_SET PROBLEM:_
Select, from the data, each line where "Dollar" occurs.
[Begin AVAILABLE DATA]
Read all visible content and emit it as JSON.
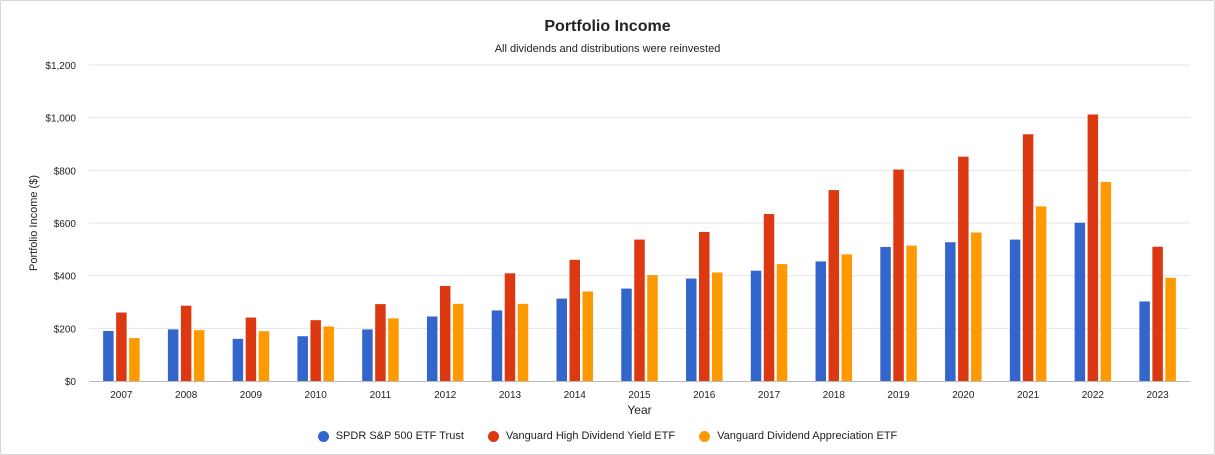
{
  "chart_data": {
    "type": "bar",
    "title": "Portfolio Income",
    "subtitle": "All dividends and distributions were reinvested",
    "xlabel": "Year",
    "ylabel": "Portfolio Income ($)",
    "ylim": [
      0,
      1200
    ],
    "yticks": [
      0,
      200,
      400,
      600,
      800,
      1000,
      1200
    ],
    "ytick_labels": [
      "$0",
      "$200",
      "$400",
      "$600",
      "$800",
      "$1,000",
      "$1,200"
    ],
    "grid": true,
    "legend_position": "bottom-center",
    "categories": [
      "2007",
      "2008",
      "2009",
      "2010",
      "2011",
      "2012",
      "2013",
      "2014",
      "2015",
      "2016",
      "2017",
      "2018",
      "2019",
      "2020",
      "2021",
      "2022",
      "2023"
    ],
    "series": [
      {
        "name": "SPDR S&P 500 ETF Trust",
        "color": "#3366cc",
        "values": [
          190,
          196,
          160,
          170,
          196,
          245,
          268,
          313,
          351,
          389,
          419,
          454,
          509,
          527,
          537,
          601,
          302
        ]
      },
      {
        "name": "Vanguard High Dividend Yield ETF",
        "color": "#dc3912",
        "values": [
          260,
          286,
          241,
          231,
          292,
          361,
          409,
          460,
          537,
          566,
          634,
          725,
          803,
          852,
          937,
          1012,
          510
        ]
      },
      {
        "name": "Vanguard Dividend Appreciation ETF",
        "color": "#ff9900",
        "values": [
          163,
          193,
          189,
          207,
          238,
          293,
          293,
          340,
          402,
          412,
          444,
          481,
          514,
          564,
          663,
          756,
          392
        ]
      }
    ]
  }
}
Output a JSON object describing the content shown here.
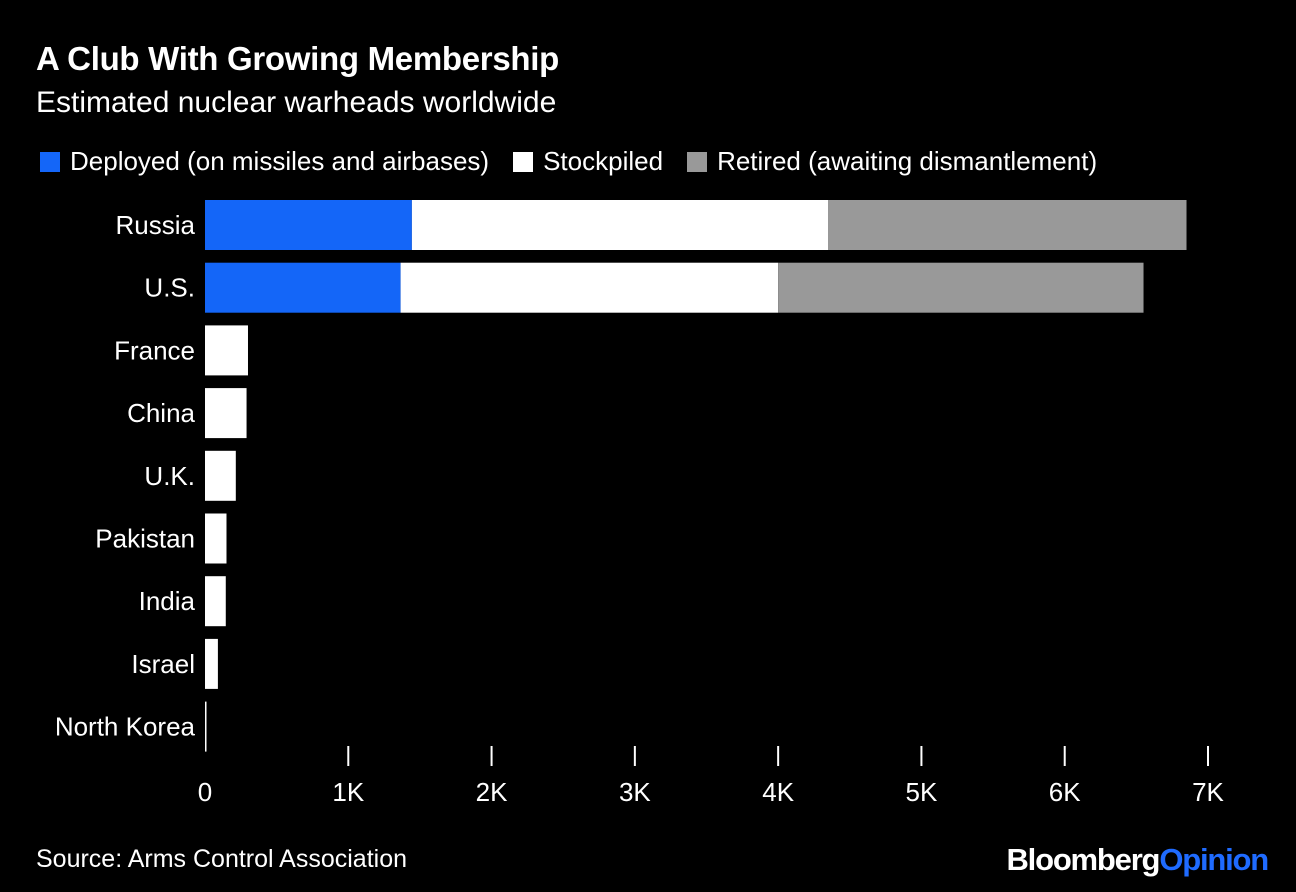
{
  "header": {
    "title": "A Club With Growing Membership",
    "subtitle": "Estimated nuclear warheads worldwide"
  },
  "legend": [
    {
      "label": "Deployed (on missiles and airbases)",
      "color": "#1466f8"
    },
    {
      "label": "Stockpiled",
      "color": "#ffffff"
    },
    {
      "label": "Retired (awaiting dismantlement)",
      "color": "#999999"
    }
  ],
  "footer": {
    "source": "Source: Arms Control Association",
    "brand_main": "Bloomberg",
    "brand_accent": "Opinion"
  },
  "chart_data": {
    "type": "bar",
    "orientation": "horizontal",
    "stacked": true,
    "title": "A Club With Growing Membership",
    "subtitle": "Estimated nuclear warheads worldwide",
    "categories": [
      "Russia",
      "U.S.",
      "France",
      "China",
      "U.K.",
      "Pakistan",
      "India",
      "Israel",
      "North Korea"
    ],
    "series": [
      {
        "name": "Deployed (on missiles and airbases)",
        "color": "#1466f8",
        "values": [
          1444,
          1365,
          0,
          0,
          0,
          0,
          0,
          0,
          0
        ]
      },
      {
        "name": "Stockpiled",
        "color": "#ffffff",
        "values": [
          2906,
          2635,
          300,
          290,
          215,
          150,
          145,
          90,
          10
        ]
      },
      {
        "name": "Retired (awaiting dismantlement)",
        "color": "#999999",
        "values": [
          2500,
          2550,
          0,
          0,
          0,
          0,
          0,
          0,
          0
        ]
      }
    ],
    "xlim": [
      0,
      7000
    ],
    "xticks": [
      0,
      1000,
      2000,
      3000,
      4000,
      5000,
      6000,
      7000
    ],
    "xtick_labels": [
      "0",
      "1K",
      "2K",
      "3K",
      "4K",
      "5K",
      "6K",
      "7K"
    ],
    "grid": false,
    "legend_position": "top"
  }
}
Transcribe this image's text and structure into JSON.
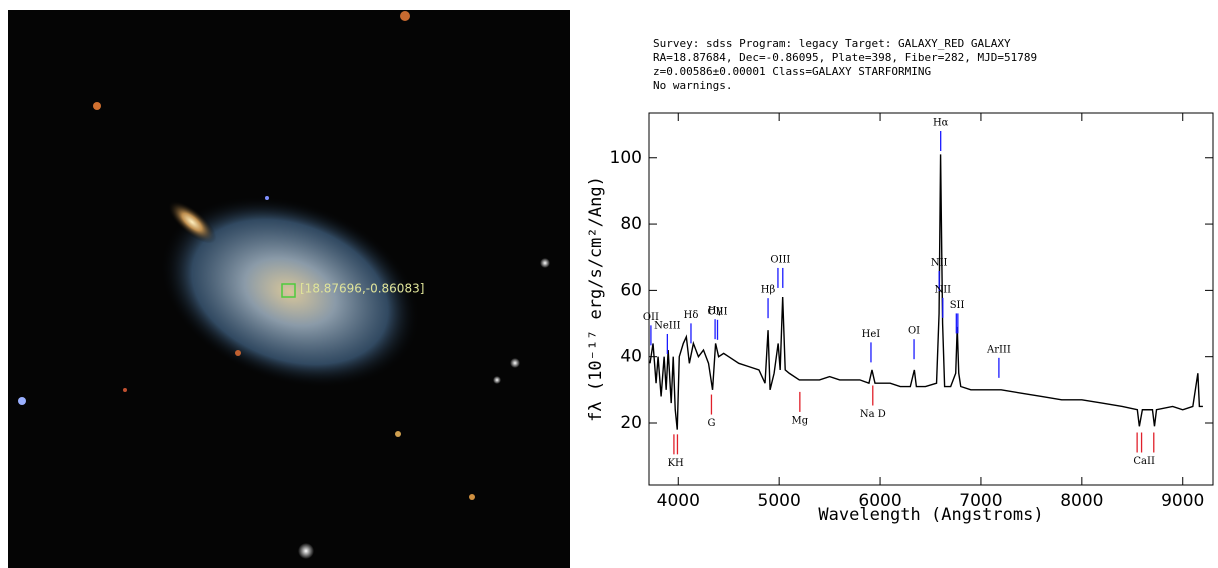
{
  "image": {
    "label": "[18.87696,-0.86083]"
  },
  "chart_data": {
    "type": "line",
    "header": [
      "Survey: sdss Program: legacy Target: GALAXY_RED GALAXY",
      "RA=18.87684, Dec=-0.86095, Plate=398, Fiber=282, MJD=51789",
      "z=0.00586±0.00001 Class=GALAXY STARFORMING",
      "No warnings."
    ],
    "xlabel": "Wavelength (Angstroms)",
    "ylabel": "fλ (10⁻¹⁷ erg/s/cm²/Ang)",
    "xlim": [
      3710,
      9300
    ],
    "ylim": [
      1.3,
      113.5
    ],
    "xticks": [
      4000,
      5000,
      6000,
      7000,
      8000,
      9000
    ],
    "yticks": [
      20,
      40,
      60,
      80,
      100
    ],
    "series": [
      {
        "color": "#000000",
        "x": [
          3720,
          3750,
          3780,
          3800,
          3830,
          3860,
          3880,
          3900,
          3930,
          3950,
          3970,
          3990,
          4010,
          4050,
          4080,
          4110,
          4150,
          4200,
          4250,
          4300,
          4340,
          4370,
          4400,
          4450,
          4500,
          4600,
          4700,
          4800,
          4860,
          4890,
          4910,
          4950,
          4990,
          5010,
          5035,
          5060,
          5100,
          5200,
          5300,
          5400,
          5500,
          5600,
          5700,
          5800,
          5890,
          5920,
          5950,
          6000,
          6100,
          6200,
          6300,
          6340,
          6360,
          6450,
          6560,
          6585,
          6600,
          6620,
          6640,
          6700,
          6750,
          6765,
          6780,
          6800,
          6900,
          7000,
          7200,
          7400,
          7600,
          7800,
          8000,
          8200,
          8400,
          8550,
          8570,
          8600,
          8700,
          8720,
          8740,
          8900,
          9000,
          9100,
          9150,
          9165,
          9200
        ],
        "values": [
          38,
          44,
          32,
          40,
          28,
          40,
          30,
          42,
          26,
          40,
          24,
          18,
          40,
          44,
          46,
          38,
          44,
          40,
          42,
          38,
          30,
          44,
          40,
          41,
          40,
          38,
          37,
          36,
          32,
          48,
          30,
          35,
          44,
          36,
          58,
          36,
          35,
          33,
          33,
          33,
          34,
          33,
          33,
          33,
          32,
          36,
          32,
          32,
          32,
          31,
          31,
          36,
          31,
          31,
          32,
          53,
          101,
          50,
          31,
          31,
          35,
          49,
          35,
          31,
          30,
          30,
          30,
          29,
          28,
          27,
          27,
          26,
          25,
          24,
          19,
          24,
          24,
          19,
          24,
          25,
          24,
          25,
          35,
          25,
          25
        ]
      }
    ],
    "lines": [
      {
        "label": "OII",
        "x": [
          3729
        ],
        "kind": "emission",
        "color": "#1a1aff"
      },
      {
        "label": "NeIII",
        "x": [
          3892
        ],
        "kind": "emission",
        "color": "#1a1aff"
      },
      {
        "label": "Hδ",
        "x": [
          4126
        ],
        "kind": "emission",
        "color": "#1a1aff"
      },
      {
        "label": "Hγ",
        "x": [
          4365
        ],
        "kind": "emission",
        "color": "#1a1aff"
      },
      {
        "label": "OIII",
        "x": [
          4389
        ],
        "kind": "emission",
        "color": "#1a1aff"
      },
      {
        "label": "Hβ",
        "x": [
          4890
        ],
        "kind": "emission",
        "color": "#1a1aff"
      },
      {
        "label": "OIII",
        "x": [
          4988,
          5036
        ],
        "kind": "emission",
        "color": "#1a1aff"
      },
      {
        "label": "HeI",
        "x": [
          5910
        ],
        "kind": "emission",
        "color": "#1a1aff"
      },
      {
        "label": "OI",
        "x": [
          6337
        ],
        "kind": "emission",
        "color": "#1a1aff"
      },
      {
        "label": "NII",
        "x": [
          6586
        ],
        "kind": "emission",
        "color": "#1a1aff"
      },
      {
        "label": "Hα",
        "x": [
          6601
        ],
        "kind": "emission",
        "color": "#1a1aff"
      },
      {
        "label": "NII",
        "x": [
          6622
        ],
        "kind": "emission",
        "color": "#1a1aff"
      },
      {
        "label": "SII",
        "x": [
          6756,
          6771
        ],
        "kind": "emission",
        "color": "#1a1aff"
      },
      {
        "label": "ArIII",
        "x": [
          7178
        ],
        "kind": "emission",
        "color": "#1a1aff"
      },
      {
        "label": "KH",
        "x": [
          3957,
          3992
        ],
        "kind": "absorption",
        "color": "#e0202a"
      },
      {
        "label": "G",
        "x": [
          4329
        ],
        "kind": "absorption",
        "color": "#e0202a"
      },
      {
        "label": "Mg",
        "x": [
          5205
        ],
        "kind": "absorption",
        "color": "#e0202a"
      },
      {
        "label": "Na D",
        "x": [
          5928
        ],
        "kind": "absorption",
        "color": "#e0202a"
      },
      {
        "label": "CaII",
        "x": [
          8548,
          8592,
          8713
        ],
        "kind": "absorption",
        "color": "#e0202a"
      }
    ]
  }
}
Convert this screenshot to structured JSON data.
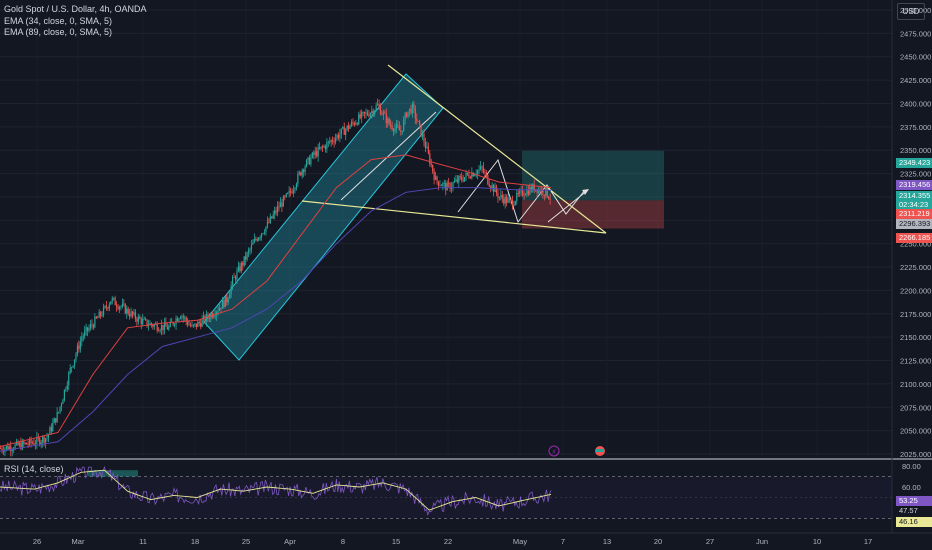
{
  "header": {
    "symbol_line": "Gold Spot / U.S. Dollar, 4h, OANDA",
    "ema1": "EMA (34, close, 0, SMA, 5)",
    "ema2": "EMA (89, close, 0, SMA, 5)",
    "rsi_label": "RSI (14, close)",
    "currency": "USD"
  },
  "price_tags": {
    "target": "2349.423",
    "current_upper": "2319.456",
    "current": "2314.355",
    "countdown": "02:34:23",
    "entry": "2296.393",
    "current_lower": "2311.219",
    "stop": "2266.185"
  },
  "rsi_tags": {
    "val1": "53.25",
    "val2": "47.57",
    "val3": "46.16"
  },
  "colors": {
    "background": "#131722",
    "bull": "#26a69a",
    "bear": "#ef5350",
    "ema34": "#e0403f",
    "ema89": "#4f46b5",
    "trendline": "#e8e896",
    "channel": "#26c6da",
    "rsi": "#7e57c2",
    "rsi_ma": "#e8e896"
  },
  "chart_data": {
    "type": "candlestick",
    "title": "Gold Spot / U.S. Dollar, 4h, OANDA",
    "y_range": [
      2025,
      2500
    ],
    "y_ticks": [
      2500,
      2475,
      2450,
      2425,
      2400,
      2375,
      2350,
      2325,
      2300,
      2275,
      2250,
      2225,
      2200,
      2175,
      2150,
      2125,
      2100,
      2075,
      2050,
      2025
    ],
    "x_ticks": [
      "26",
      "Mar",
      "11",
      "18",
      "25",
      "Apr",
      "8",
      "15",
      "22",
      "May",
      "7",
      "13",
      "20",
      "27",
      "Jun",
      "10",
      "17"
    ],
    "price_path": [
      [
        0,
        2031
      ],
      [
        2,
        2033
      ],
      [
        4,
        2035
      ],
      [
        6,
        2038
      ],
      [
        8,
        2043
      ],
      [
        10,
        2070
      ],
      [
        12,
        2115
      ],
      [
        14,
        2150
      ],
      [
        16,
        2165
      ],
      [
        18,
        2180
      ],
      [
        19,
        2190
      ],
      [
        21,
        2182
      ],
      [
        23,
        2172
      ],
      [
        25,
        2165
      ],
      [
        27,
        2162
      ],
      [
        29,
        2160
      ],
      [
        30,
        2168
      ],
      [
        31,
        2175
      ],
      [
        33,
        2160
      ],
      [
        35,
        2168
      ],
      [
        37,
        2178
      ],
      [
        39,
        2190
      ],
      [
        40,
        2210
      ],
      [
        42,
        2232
      ],
      [
        44,
        2255
      ],
      [
        46,
        2270
      ],
      [
        48,
        2290
      ],
      [
        50,
        2305
      ],
      [
        52,
        2330
      ],
      [
        54,
        2345
      ],
      [
        56,
        2355
      ],
      [
        58,
        2365
      ],
      [
        60,
        2375
      ],
      [
        62,
        2385
      ],
      [
        64,
        2392
      ],
      [
        65,
        2398
      ],
      [
        67,
        2378
      ],
      [
        69,
        2370
      ],
      [
        70,
        2390
      ],
      [
        71,
        2395
      ],
      [
        73,
        2360
      ],
      [
        75,
        2318
      ],
      [
        77,
        2310
      ],
      [
        79,
        2318
      ],
      [
        81,
        2325
      ],
      [
        83,
        2330
      ],
      [
        84,
        2318
      ],
      [
        86,
        2300
      ],
      [
        88,
        2294
      ],
      [
        90,
        2305
      ],
      [
        92,
        2310
      ],
      [
        94,
        2305
      ],
      [
        95,
        2298
      ]
    ],
    "ema34": [
      [
        0,
        2033
      ],
      [
        10,
        2048
      ],
      [
        16,
        2110
      ],
      [
        22,
        2160
      ],
      [
        28,
        2165
      ],
      [
        34,
        2168
      ],
      [
        40,
        2180
      ],
      [
        46,
        2210
      ],
      [
        52,
        2260
      ],
      [
        58,
        2310
      ],
      [
        64,
        2340
      ],
      [
        70,
        2345
      ],
      [
        74,
        2338
      ],
      [
        80,
        2328
      ],
      [
        86,
        2316
      ],
      [
        92,
        2312
      ],
      [
        95,
        2310
      ]
    ],
    "ema89": [
      [
        0,
        2028
      ],
      [
        10,
        2038
      ],
      [
        16,
        2070
      ],
      [
        22,
        2110
      ],
      [
        28,
        2140
      ],
      [
        34,
        2150
      ],
      [
        40,
        2160
      ],
      [
        46,
        2180
      ],
      [
        52,
        2210
      ],
      [
        58,
        2250
      ],
      [
        64,
        2285
      ],
      [
        70,
        2305
      ],
      [
        76,
        2310
      ],
      [
        82,
        2310
      ],
      [
        88,
        2308
      ],
      [
        95,
        2307
      ]
    ],
    "rsi": {
      "range": [
        20,
        80
      ],
      "levels": [
        70,
        30
      ],
      "ticks": [
        80,
        60
      ],
      "values": [
        [
          0,
          60
        ],
        [
          6,
          58
        ],
        [
          10,
          64
        ],
        [
          14,
          74
        ],
        [
          18,
          76
        ],
        [
          22,
          56
        ],
        [
          26,
          48
        ],
        [
          30,
          52
        ],
        [
          34,
          50
        ],
        [
          38,
          58
        ],
        [
          42,
          56
        ],
        [
          46,
          60
        ],
        [
          50,
          58
        ],
        [
          54,
          54
        ],
        [
          58,
          62
        ],
        [
          62,
          60
        ],
        [
          66,
          64
        ],
        [
          70,
          58
        ],
        [
          74,
          38
        ],
        [
          78,
          46
        ],
        [
          82,
          50
        ],
        [
          86,
          42
        ],
        [
          90,
          47
        ],
        [
          95,
          53
        ]
      ]
    }
  }
}
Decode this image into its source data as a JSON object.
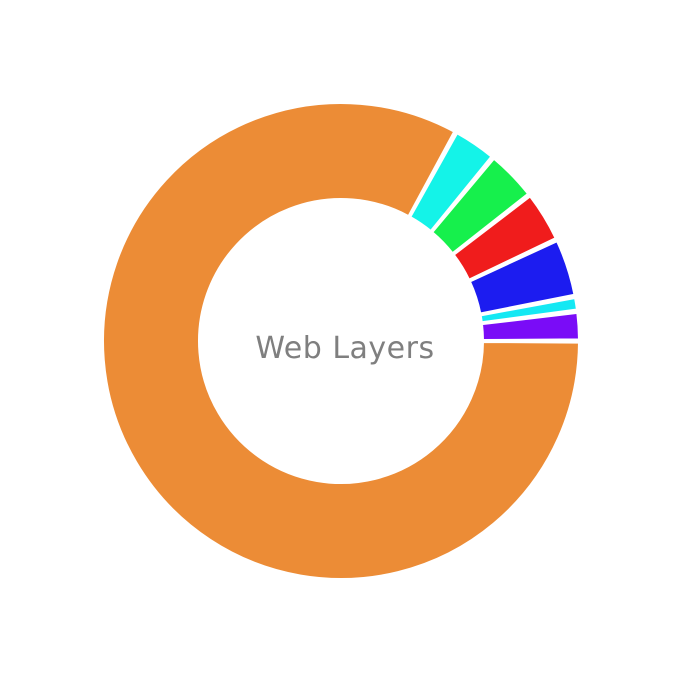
[End AVAILABLE DATA]
_SOLUTION BELOW:_
    "symbol_line": "Gold Spot / U.S. Dollar, 4h, OANDA",
    "title": "Gold Spot / U.S. Dollar, 4h, OANDA",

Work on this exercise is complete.